EXERCISE OBJECTIVE: Note how many lines hold "partes" and report that number by itself.

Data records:
** BEGIN **

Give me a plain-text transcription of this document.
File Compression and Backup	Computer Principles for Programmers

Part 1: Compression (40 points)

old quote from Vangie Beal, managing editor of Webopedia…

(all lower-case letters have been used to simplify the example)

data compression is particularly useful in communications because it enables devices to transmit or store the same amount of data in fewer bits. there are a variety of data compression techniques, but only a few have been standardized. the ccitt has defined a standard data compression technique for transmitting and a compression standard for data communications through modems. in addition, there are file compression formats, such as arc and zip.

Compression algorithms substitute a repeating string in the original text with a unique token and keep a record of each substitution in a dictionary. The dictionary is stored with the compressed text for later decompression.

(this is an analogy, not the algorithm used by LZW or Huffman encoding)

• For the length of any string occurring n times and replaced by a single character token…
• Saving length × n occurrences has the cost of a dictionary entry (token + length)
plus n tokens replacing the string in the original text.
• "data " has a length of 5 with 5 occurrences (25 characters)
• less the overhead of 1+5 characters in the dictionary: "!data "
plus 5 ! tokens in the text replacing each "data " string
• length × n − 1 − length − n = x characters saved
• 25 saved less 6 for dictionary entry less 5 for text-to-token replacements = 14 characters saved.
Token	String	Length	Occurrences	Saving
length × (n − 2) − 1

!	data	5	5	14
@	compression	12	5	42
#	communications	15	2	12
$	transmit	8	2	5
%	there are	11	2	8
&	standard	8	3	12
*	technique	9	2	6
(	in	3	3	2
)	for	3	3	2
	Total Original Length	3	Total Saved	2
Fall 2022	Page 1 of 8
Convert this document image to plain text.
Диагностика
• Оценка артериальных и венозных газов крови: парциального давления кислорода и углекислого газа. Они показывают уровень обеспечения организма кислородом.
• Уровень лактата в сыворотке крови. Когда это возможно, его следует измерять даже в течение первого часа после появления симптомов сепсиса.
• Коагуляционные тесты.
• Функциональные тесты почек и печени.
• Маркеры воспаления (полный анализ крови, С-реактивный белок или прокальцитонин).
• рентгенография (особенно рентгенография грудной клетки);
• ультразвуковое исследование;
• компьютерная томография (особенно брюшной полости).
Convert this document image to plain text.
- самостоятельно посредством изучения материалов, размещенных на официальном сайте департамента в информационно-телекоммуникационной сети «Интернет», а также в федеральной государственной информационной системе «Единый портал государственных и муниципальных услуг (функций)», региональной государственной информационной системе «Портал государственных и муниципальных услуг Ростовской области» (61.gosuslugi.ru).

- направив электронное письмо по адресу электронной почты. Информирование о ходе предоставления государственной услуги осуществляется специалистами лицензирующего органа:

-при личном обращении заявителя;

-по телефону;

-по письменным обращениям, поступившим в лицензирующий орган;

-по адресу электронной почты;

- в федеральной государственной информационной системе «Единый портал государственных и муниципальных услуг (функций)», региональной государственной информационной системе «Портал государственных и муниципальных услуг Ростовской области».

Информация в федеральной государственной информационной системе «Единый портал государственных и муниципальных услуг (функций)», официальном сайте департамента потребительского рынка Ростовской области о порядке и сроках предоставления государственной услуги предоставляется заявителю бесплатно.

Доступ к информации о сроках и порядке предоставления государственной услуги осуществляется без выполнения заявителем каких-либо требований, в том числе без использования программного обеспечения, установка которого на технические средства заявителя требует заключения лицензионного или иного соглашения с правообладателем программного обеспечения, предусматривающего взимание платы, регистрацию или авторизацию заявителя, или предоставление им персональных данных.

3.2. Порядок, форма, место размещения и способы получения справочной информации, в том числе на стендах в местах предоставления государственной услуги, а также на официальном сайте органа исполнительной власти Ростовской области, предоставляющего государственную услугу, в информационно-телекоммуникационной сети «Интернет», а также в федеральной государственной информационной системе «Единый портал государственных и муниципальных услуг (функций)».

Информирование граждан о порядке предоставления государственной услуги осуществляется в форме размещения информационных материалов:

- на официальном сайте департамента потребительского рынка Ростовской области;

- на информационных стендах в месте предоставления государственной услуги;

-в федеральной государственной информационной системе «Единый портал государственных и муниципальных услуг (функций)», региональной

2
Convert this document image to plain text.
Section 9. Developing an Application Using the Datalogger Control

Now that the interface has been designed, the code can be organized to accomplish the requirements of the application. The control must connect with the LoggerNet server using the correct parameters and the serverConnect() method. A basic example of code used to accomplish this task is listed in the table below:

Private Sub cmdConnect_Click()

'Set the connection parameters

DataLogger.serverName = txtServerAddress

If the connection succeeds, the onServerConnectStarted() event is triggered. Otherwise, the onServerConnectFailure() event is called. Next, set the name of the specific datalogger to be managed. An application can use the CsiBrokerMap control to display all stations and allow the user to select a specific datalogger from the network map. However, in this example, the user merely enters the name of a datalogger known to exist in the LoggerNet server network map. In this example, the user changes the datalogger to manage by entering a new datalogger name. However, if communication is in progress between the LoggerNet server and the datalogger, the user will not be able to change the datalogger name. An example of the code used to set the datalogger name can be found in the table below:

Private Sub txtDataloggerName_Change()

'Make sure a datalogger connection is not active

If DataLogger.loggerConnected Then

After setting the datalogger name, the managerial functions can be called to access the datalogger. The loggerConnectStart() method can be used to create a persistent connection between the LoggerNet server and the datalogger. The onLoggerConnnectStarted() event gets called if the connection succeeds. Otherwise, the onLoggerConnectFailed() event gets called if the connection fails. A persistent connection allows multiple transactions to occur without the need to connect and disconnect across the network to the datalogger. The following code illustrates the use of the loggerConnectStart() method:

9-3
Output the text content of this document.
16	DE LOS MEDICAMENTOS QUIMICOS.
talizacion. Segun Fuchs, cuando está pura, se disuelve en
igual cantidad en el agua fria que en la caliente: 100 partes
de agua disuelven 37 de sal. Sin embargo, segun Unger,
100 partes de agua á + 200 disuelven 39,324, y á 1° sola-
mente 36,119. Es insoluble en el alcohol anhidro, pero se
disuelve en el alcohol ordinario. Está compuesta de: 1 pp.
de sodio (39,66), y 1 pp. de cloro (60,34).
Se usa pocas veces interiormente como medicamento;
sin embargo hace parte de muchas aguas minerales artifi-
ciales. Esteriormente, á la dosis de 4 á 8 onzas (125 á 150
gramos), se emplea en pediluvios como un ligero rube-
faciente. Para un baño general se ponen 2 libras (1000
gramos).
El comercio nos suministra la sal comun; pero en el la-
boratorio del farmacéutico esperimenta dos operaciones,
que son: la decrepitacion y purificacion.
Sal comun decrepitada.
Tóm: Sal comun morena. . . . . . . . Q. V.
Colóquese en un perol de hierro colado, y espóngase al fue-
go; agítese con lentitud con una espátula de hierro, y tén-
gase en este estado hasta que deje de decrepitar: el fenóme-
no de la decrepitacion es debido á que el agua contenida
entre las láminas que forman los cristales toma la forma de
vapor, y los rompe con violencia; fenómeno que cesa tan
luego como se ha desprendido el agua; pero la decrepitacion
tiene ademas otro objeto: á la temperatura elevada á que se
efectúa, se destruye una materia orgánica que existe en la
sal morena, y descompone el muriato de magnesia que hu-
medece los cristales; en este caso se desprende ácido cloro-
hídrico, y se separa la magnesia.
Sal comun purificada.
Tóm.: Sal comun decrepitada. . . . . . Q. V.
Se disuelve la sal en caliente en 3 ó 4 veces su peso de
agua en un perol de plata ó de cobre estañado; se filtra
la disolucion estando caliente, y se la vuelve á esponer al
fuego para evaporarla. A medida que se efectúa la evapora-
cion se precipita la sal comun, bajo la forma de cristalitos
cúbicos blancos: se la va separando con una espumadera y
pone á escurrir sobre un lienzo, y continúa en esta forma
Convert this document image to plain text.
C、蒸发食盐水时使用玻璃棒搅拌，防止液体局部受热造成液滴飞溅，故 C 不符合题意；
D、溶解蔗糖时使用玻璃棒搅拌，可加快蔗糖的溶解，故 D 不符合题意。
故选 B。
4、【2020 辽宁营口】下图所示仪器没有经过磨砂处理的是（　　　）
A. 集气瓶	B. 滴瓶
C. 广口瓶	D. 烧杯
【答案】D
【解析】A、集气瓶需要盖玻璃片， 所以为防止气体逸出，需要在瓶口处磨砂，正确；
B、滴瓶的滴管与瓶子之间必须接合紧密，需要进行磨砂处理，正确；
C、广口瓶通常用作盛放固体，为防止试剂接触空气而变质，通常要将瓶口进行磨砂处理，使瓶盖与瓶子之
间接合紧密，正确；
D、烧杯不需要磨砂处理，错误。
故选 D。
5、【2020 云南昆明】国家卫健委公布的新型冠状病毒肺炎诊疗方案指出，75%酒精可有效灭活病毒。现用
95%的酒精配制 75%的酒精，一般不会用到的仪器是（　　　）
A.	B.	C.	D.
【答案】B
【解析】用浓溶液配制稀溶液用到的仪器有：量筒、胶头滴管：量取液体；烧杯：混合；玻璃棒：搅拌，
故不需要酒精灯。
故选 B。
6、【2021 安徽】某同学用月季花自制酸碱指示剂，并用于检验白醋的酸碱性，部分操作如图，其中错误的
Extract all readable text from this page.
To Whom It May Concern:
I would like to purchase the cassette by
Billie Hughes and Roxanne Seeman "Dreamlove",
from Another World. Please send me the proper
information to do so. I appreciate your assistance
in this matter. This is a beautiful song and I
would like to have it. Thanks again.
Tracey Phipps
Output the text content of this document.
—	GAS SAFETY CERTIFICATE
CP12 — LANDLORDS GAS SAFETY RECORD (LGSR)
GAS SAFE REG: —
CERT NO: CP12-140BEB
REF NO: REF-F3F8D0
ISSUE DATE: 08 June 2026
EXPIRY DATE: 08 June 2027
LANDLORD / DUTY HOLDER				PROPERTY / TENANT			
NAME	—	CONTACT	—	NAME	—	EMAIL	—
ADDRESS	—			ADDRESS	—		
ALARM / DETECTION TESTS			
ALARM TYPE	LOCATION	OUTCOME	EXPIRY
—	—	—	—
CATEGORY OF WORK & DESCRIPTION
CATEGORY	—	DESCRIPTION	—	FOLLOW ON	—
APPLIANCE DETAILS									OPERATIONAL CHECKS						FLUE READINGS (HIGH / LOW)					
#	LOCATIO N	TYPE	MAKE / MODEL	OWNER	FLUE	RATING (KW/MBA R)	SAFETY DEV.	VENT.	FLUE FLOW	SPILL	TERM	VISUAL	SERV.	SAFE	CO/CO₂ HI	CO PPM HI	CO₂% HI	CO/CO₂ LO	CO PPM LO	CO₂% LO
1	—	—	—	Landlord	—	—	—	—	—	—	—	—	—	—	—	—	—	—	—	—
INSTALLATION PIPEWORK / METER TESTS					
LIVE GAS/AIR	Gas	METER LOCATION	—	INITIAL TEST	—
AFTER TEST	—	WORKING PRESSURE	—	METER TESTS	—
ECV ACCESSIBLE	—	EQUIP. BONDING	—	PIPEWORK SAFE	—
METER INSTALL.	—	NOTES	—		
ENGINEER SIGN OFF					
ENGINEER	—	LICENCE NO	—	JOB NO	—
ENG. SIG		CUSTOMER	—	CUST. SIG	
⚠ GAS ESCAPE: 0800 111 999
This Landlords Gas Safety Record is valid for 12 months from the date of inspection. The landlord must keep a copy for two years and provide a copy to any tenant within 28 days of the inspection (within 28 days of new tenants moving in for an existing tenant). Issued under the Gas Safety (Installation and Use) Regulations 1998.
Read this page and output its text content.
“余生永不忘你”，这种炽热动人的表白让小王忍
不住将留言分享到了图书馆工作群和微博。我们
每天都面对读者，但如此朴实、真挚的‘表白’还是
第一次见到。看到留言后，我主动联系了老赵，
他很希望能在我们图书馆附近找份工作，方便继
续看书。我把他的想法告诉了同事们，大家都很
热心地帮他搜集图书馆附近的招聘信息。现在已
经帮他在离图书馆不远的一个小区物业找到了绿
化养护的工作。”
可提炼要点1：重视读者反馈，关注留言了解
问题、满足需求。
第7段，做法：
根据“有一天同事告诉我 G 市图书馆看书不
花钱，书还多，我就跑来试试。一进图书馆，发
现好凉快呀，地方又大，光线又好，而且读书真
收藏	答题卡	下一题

** END **

WRITTEN ANSWER: 2